:: Exercise details ::
Pick out the lines containing "this".

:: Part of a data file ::
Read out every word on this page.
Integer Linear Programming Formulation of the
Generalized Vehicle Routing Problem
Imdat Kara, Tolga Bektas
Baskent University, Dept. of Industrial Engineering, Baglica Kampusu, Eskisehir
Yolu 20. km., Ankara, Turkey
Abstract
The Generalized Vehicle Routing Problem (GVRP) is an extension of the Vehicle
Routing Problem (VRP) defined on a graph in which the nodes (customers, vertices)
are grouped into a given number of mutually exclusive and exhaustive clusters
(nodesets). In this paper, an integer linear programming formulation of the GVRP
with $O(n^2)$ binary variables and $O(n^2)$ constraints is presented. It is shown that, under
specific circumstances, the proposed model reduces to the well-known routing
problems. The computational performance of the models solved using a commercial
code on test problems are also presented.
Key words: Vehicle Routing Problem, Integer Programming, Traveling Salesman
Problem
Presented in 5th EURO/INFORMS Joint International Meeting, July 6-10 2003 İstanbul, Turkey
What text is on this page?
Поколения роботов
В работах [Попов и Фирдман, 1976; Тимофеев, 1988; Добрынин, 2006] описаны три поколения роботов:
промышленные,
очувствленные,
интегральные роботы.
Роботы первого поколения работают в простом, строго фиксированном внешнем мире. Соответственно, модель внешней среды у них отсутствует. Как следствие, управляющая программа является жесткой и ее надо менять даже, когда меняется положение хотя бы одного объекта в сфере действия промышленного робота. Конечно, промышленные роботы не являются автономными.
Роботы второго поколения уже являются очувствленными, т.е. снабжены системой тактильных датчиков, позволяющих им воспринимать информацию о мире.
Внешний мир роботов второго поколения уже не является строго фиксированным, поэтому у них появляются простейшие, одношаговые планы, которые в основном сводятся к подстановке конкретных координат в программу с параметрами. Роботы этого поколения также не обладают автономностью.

:: The result ::
Read out every word on this page.
(nodesets). In this paper, an integer linear programming formulation of the GVRP
What text is on this page?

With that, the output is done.